> Aim
Report every line below that holds the word "cyan".
________________________
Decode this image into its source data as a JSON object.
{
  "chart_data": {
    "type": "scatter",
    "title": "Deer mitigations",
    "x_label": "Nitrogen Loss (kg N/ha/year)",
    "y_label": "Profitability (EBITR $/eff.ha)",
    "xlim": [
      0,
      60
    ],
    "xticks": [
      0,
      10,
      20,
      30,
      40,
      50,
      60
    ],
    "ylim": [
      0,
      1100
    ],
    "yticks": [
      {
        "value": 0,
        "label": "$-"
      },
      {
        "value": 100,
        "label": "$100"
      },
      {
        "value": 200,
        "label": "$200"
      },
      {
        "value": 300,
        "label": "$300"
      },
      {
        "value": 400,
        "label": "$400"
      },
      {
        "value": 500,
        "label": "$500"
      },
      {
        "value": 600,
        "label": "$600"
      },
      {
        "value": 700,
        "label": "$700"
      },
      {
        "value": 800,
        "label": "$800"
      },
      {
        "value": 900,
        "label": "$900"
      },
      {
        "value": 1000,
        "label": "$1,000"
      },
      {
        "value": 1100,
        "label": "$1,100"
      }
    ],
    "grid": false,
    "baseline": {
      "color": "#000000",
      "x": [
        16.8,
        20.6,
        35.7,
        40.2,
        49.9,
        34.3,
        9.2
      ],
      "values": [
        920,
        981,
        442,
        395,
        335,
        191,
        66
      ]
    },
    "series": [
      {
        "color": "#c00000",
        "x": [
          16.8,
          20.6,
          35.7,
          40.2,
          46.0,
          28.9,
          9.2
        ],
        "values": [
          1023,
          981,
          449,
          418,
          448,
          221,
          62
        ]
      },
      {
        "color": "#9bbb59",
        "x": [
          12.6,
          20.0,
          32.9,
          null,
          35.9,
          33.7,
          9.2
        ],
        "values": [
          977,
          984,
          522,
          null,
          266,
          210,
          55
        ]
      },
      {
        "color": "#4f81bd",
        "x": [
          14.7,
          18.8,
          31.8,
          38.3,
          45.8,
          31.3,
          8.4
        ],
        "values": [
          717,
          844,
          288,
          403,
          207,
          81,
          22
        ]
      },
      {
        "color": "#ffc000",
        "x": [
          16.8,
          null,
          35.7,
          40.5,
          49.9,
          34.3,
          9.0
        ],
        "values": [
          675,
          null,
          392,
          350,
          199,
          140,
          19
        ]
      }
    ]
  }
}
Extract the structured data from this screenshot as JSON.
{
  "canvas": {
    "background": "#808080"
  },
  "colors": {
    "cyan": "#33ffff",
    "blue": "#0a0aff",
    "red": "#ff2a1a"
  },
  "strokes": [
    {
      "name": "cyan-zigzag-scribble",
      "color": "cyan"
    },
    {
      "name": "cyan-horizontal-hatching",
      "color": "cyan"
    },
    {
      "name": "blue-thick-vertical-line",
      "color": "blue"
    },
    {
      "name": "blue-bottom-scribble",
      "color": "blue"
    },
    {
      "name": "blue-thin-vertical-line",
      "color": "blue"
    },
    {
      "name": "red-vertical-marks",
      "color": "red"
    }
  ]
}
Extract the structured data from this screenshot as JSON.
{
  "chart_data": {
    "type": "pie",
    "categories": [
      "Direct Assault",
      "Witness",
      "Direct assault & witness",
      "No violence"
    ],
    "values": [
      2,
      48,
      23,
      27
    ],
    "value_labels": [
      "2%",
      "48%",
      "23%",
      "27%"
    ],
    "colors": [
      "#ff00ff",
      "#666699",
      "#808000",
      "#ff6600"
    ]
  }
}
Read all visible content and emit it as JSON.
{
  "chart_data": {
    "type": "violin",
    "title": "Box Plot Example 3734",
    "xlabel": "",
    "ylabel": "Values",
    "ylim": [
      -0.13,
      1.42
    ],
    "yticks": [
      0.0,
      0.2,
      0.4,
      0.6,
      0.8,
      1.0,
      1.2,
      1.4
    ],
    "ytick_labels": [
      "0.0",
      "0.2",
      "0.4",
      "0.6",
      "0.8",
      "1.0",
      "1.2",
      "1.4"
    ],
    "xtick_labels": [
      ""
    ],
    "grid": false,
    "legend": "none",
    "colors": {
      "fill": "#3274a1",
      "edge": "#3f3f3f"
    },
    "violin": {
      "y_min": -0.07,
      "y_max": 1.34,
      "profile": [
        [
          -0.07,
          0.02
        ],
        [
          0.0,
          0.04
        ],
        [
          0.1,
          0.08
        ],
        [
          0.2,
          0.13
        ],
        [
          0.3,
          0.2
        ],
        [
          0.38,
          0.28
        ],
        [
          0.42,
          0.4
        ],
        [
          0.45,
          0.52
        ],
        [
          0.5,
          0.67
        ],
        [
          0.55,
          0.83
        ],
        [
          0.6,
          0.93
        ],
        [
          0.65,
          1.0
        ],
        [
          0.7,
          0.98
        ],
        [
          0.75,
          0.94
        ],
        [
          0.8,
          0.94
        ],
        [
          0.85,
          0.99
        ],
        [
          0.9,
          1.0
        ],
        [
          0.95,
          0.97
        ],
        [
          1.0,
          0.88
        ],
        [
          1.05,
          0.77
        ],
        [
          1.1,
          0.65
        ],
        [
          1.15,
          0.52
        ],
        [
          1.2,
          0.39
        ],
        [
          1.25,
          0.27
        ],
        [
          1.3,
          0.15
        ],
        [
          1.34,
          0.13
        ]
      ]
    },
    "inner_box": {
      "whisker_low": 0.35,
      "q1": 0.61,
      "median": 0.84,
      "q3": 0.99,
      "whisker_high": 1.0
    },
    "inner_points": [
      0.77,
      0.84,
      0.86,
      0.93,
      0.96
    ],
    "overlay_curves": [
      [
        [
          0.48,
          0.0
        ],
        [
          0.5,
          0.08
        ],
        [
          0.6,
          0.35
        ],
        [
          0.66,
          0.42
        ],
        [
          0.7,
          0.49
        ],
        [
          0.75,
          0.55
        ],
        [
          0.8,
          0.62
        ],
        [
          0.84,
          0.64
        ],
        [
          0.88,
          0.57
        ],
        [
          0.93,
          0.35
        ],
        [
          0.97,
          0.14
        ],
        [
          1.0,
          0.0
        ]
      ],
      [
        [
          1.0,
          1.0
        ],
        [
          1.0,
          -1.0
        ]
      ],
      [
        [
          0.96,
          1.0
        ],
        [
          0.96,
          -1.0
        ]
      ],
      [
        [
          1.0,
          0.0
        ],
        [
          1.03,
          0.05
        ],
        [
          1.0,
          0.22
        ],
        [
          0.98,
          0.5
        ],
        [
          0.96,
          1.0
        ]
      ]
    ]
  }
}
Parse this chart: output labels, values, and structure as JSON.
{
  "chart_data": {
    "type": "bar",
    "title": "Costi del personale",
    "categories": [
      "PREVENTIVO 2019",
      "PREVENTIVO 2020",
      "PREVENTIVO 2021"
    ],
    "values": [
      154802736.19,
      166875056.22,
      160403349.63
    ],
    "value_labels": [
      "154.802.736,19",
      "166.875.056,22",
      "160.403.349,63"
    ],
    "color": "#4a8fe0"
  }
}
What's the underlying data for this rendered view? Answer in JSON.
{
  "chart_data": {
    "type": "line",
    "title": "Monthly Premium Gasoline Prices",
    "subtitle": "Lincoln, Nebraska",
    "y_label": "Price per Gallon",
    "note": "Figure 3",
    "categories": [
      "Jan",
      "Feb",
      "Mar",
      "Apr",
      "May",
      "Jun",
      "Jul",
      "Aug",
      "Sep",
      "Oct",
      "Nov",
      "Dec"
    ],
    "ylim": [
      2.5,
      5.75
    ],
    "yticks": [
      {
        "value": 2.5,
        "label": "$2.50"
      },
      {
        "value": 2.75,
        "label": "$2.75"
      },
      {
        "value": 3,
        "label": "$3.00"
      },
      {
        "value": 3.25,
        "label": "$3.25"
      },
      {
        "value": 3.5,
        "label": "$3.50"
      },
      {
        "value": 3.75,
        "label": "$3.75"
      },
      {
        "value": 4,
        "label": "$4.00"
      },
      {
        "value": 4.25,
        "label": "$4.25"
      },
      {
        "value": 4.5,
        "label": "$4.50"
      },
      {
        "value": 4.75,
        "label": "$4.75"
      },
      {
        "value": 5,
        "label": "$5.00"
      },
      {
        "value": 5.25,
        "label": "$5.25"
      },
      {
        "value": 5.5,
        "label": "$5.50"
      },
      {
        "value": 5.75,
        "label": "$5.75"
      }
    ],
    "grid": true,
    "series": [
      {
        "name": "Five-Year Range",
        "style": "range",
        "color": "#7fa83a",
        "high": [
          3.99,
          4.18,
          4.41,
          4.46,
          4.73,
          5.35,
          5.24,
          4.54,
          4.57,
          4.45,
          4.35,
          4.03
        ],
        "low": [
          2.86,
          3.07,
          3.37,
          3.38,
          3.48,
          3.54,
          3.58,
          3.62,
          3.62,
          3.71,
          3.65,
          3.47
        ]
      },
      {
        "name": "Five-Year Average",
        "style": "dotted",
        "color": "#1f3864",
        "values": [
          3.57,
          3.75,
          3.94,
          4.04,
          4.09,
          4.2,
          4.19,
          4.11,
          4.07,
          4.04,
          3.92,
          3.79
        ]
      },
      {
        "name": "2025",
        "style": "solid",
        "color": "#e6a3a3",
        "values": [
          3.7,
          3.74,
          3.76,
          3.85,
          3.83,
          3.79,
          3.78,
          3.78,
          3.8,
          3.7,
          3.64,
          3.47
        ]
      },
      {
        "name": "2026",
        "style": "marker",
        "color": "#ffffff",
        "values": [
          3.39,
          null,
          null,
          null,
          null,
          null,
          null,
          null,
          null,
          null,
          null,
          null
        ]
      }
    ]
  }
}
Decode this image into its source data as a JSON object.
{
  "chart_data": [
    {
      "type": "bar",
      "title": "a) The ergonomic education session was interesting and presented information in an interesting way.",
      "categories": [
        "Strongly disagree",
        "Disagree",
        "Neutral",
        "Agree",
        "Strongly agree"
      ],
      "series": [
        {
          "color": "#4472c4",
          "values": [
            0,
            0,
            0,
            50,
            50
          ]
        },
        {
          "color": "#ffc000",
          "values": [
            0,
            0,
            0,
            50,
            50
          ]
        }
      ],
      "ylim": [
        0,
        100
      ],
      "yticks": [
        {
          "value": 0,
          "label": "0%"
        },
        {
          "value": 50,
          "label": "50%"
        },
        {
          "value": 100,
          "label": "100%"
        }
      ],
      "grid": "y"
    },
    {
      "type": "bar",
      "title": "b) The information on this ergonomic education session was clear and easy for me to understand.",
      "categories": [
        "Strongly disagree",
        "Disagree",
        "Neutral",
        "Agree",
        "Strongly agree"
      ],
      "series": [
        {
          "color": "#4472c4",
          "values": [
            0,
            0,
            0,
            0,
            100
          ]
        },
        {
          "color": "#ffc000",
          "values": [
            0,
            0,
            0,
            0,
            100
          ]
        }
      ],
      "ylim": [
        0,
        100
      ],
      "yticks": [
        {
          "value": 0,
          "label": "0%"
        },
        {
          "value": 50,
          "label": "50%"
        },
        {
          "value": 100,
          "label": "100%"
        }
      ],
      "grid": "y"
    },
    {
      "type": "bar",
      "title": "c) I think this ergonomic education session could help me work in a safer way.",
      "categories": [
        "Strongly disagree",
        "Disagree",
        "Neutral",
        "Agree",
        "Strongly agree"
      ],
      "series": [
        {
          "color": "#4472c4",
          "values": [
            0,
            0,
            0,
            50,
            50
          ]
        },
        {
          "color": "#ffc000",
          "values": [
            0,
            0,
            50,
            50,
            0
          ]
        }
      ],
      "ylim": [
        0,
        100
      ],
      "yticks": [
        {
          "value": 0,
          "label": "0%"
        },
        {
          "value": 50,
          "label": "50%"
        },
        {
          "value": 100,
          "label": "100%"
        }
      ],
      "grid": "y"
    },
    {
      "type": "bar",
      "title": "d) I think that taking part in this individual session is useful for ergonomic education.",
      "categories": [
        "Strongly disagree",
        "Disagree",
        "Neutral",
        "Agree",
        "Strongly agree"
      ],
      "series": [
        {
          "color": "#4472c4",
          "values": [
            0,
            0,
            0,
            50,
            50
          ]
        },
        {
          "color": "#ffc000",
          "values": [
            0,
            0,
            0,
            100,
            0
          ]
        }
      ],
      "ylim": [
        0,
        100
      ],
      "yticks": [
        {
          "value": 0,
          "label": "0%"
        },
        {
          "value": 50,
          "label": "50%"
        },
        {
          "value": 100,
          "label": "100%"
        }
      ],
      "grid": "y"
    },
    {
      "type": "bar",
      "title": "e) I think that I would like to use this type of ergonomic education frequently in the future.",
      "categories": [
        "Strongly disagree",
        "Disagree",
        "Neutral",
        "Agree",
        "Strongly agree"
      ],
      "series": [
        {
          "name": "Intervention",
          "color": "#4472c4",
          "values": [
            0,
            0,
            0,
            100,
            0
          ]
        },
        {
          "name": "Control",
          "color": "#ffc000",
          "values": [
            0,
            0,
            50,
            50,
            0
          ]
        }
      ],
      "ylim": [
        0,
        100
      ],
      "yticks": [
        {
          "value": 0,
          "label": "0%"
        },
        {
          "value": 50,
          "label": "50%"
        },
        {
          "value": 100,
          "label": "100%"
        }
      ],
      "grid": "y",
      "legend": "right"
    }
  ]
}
________________________
> Written response
    "cyan": "#33ffff",
      "name": "cyan-zigzag-scribble",
      "color": "cyan"
      "name": "cyan-horizontal-hatching",
      "color": "cyan"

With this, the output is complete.